4aa10c0_17974-1ulz6ln.v42og

Le rapport de l’ONG Oxfam sur la répartition des bénéfices des entreprises du CAC 40 divise les économistes.

Tribune du MondePublié le 2 mai 2018, le rapport de l’ONG Oxfam « CAC40 : des profits sans partage » montre que pour 100 euros de bénéfice réalisés par les entreprises du CAC40 en 2017, 67 euros ont été versés à leurs actionnaires sous la forme de dividendes, 27 euros ont été utilisés pour réinvestir et 5 euros ont été distribués aux salariés sous forme de primes (Le Monde du 15 mai 2018). Parallèlement, l’écart de rémunérations entre un dirigeant de ces entreprises et la moyenne de ses salariés est passé de 96, en 2009, à 119, en 2017. L’ensemble plaide pour un rééquilibrage de la répartition de la valeur créée au profit des salariés.

On a vite dénoncé les erreurs méthodologiques et les conclusions hâtives de ce rapport. Certes, elles sont nombreuses, mais la manœuvre ressemble trop à une diversion, un peu comme si on discutait de la fiabilité du thermomètre devant un malade tremblant de fièvre.

Car s’il est une critique que l’on peut formuler à l’égard du rapport d’Oxfam, c’est qu’il n’apporte pas un regard nouveau sur une situation désormais bien connue : les statistiques s’accumulent depuis des années pour mettre au jour une déformation des revenus en défaveur des salaires et au bénéfice des produits financiers. La « création de valeur pour l’actionnaire » est un ressort majeur du gouvernement des entreprises depuis plus de vingt ans et l’accroissement des revenus des dirigeants des grands groupes par rapport à leurs salaires est bien documenté, en France comme dans le reste du monde.

Bureaucratie du chiffre

Rien de nouveau, donc, et on sait comment on en est arrivé là. A partir des années 1970, la réforme du financement du système de retraite américain a bouleversé l’économie mondiale. En 1974, le « Employee Retirement Income Security Act » (Erisa) a exigé que les caisses de retraites des salariés (les fameux pension funds, ou fonds de pension) diversifient le placement des fonds collectés. Des masses considérables d’épargne ont été déportées sur les marchés boursiers. Les fonds de pension sont devenus des organismes financiers, et de nouveaux intervenants – les gestionnaires d’actifs (fonds d’investissement et fonds spéculatifs ou hedge funds) sont apparus pour gérer leur épargne.

Le big bang de la place de New York a été imité par toutes les places financières du monde pour permettre aux entreprises de profiter partout d’augmentations de capital, plus souples et moins chères que le crédit bancaire. Entre 1975 et 1995, les marchés ont pris le dessus sur le financement bancaire. C’est ce qu’on appelle « la financiarisation de l’économie ».

Mises en concurrence pour capter cette manne financière, les grandes entreprises ont dû promettre aux gestionnaires de fonds des dividendes toujours aussi élevés que ceux versés par leurs concurrents. Il s’en est suivi une course à la réorganisation des processus industriels de manière à faire apparaître « la création de valeur pour l’actionnaire » à toutes les étapes de la production.

● **Données sources**
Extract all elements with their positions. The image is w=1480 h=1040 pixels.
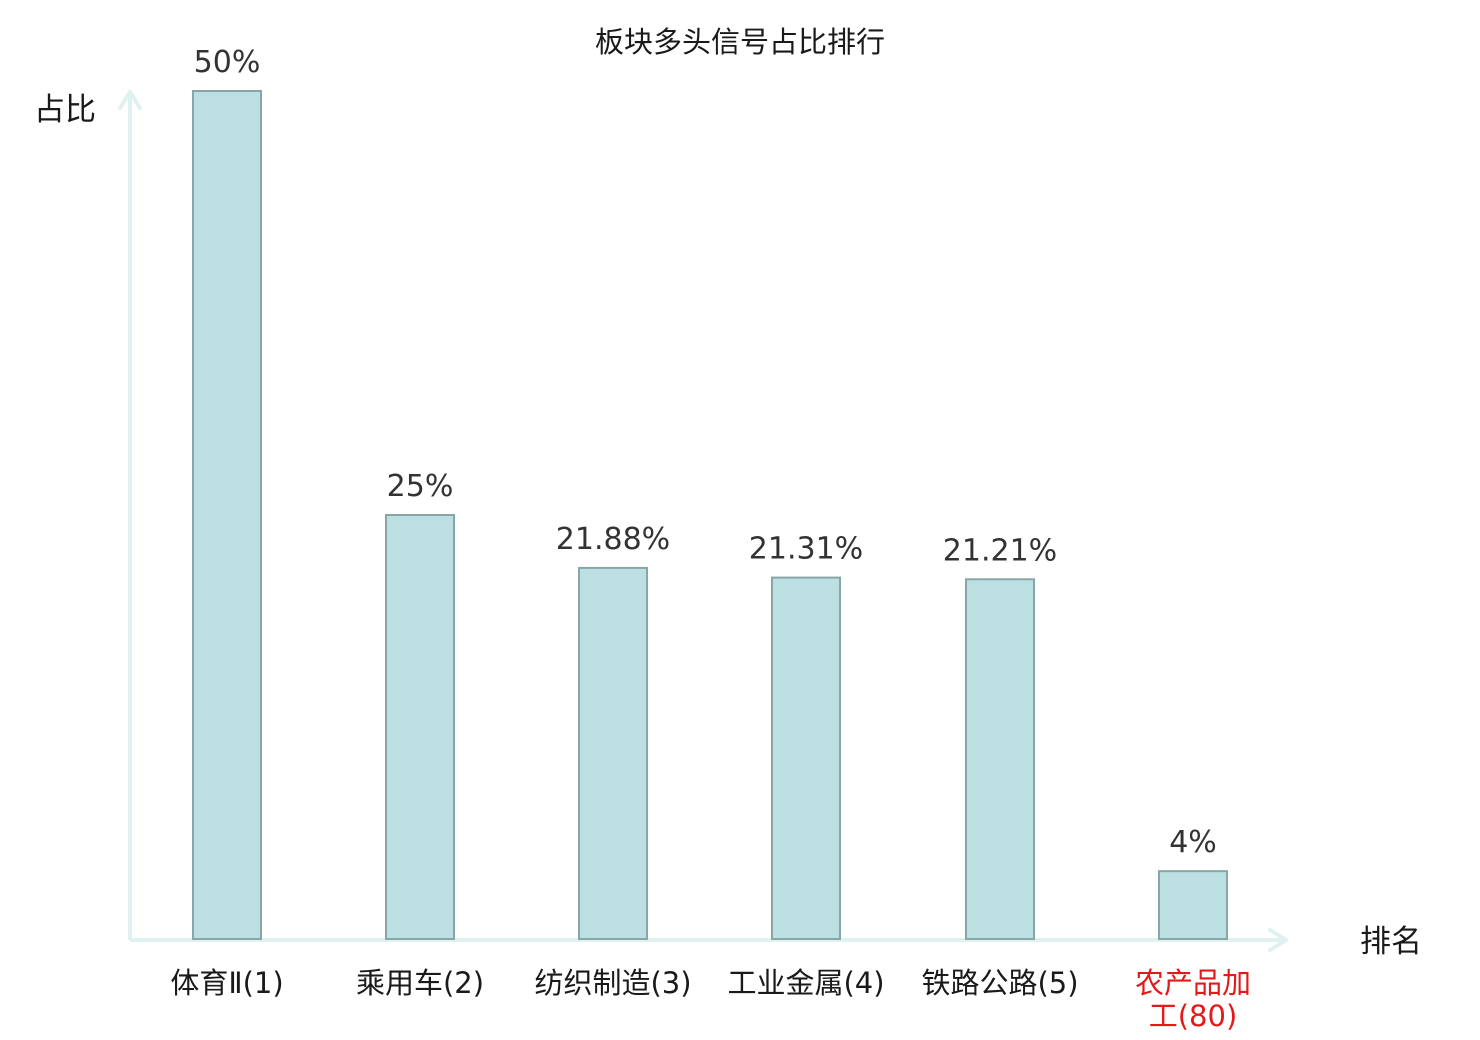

● **Consignes**
[a] Répondez aux questions suivantes à partir de la tribune sur le rapport d'Oxfam :
(i) Sur 100 euros de bénéfice réalisés par les entreprises du CAC40 en 2017, combien ont été versés aux actionnaires ?
(ii) En quelle année l'Erisa a-t-il exigé que les caisses de retraite des salariés diversifient le placement des fonds collectés ?
(iii) Entre quelles années les marchés ont-ils pris le dessus sur le financement bancaire ?
[b] Réécrivez sous forme de liste, s'il vous plaît, le paragraphe de la tribune sur le rapport d'Oxfam qui commence par « Rien de nouveau, donc ». Gardez-en les faits principaux.
[c] Donnez la suite de la tribune sur le rapport d'Oxfam à partir de l'endroit où elle s'arrête.

● **Résultats**
[a]
(i) 67 euros.
(ii) En 1974.
(iii) Entre 1975 et 1995.

[b]
- À partir des années 1970, la réforme du financement du système de retraite américain a bouleversé l'économie mondiale.
- En 1974, l'Erisa a exigé que les fonds de pension diversifient le placement des fonds collectés.
- Des masses considérables d'épargne ont été déportées vers les marchés boursiers.
- Les fonds de pension sont devenus des organismes financiers.
- De nouveaux gestionnaires d'actifs, comme les fonds d'investissement et les hedge funds, sont apparus pour gérer leur épargne.

[c]
Les marchés ont exigé des garanties sur cette « valeur » dont dépend la rémunération de l’argent qui leur est confié dans une industrie elle-même très compétitive. Les grandes entreprises ont dû leur fournir des indicateurs d’abord semestriels, puis trimestriels sur leurs perspectives de profits. Les systèmes d’information et de contrôle interne ont été réorganisés en conséquence pour former une sorte de bureaucratie du chiffre. Enfin, la rémunération des dirigeants a été indexée sur les résultats financiers pour les encourager à servir la valeur pour l’actionnaire. Ce fut « la financiarisation des entreprises ».

Une pression croissante pour créer de la valeur actionnariale

Le rapport Oxfam en recense aujourd’hui quelques symptômes pour les entreprises du CAC40. Encore est-il en dessous de la vérité, car la création à tout prix de valeur pour l’actionnaire s’effectue aussi par d’autres techniques courantes : rachat d’actions par l’entreprise pour faire monter artificiellement le cours ; fusions et acquisitions pour donner au marché l’illusion de la croissance.

Les impacts négatifs de la financiarisation sur l’activité même des entreprises sont de deux ordres. D’une part, on a assisté à une intensification du travail soumis à une pression croissante pour créer de la valeur actionnariale, au risque d’épuiser cette ressource (burn-out, démissions « internes », perte de confiance…). D’autre part, la financiarisation a limité l’autonomie stratégique des entreprises, qui doivent s’ajuster sur les attentes court-termistes de marchés à l’horizon au mieux annuel.

Selon une étude de McKinsey, ce court-termisme se caractérise par des investissements limités, le dogme de la réduction des coûts et de l’objectif trimestriel à atteindre (Measuring the Economic Impact of Short-Termism, 2017). Ces phénomènes se sont dramatiquement accrus entre 2002 et 2015, et concernent 73 % des 600 entreprises étudiées… alors que les 23 % qui ont maintenu une stratégie de long terme ont enregistré des performances supérieures dans tous les domaines !

On s’arrête trop souvent au constat de la hausse des dividendes

Mais sortir du carcan de la financiarisation n’est pas si simple. Car on s’arrête trop souvent au constat de la hausse des dividendes en omettant de se demander qui sont les actionnaires. Selon une étude d’Euronext (Qui sont les actionnaires du CAC40 ?, 2018), les bénéficiaires des dividendes versés par les grandes entreprises sont en premier lieu les gestionnaires d’actifs, (45 % de l’actionnariat connu), puis les fondateurs et leurs familles (17 %), les petits porteurs (9 %) et les salariés (5 %). Or les gestionnaires d’actifs placent l’épargne des ménages, en particulier celle des futurs retraités canalisée par les fonds de pensions ou les plans épargne retraite. Les dividendes rémunèrent donc l’épargne de millions de ménages qui n’en savent souvent rien et contribuent ainsi à l’intensification du travail et au court-termisme qu’ils subissent… en tant que salariés !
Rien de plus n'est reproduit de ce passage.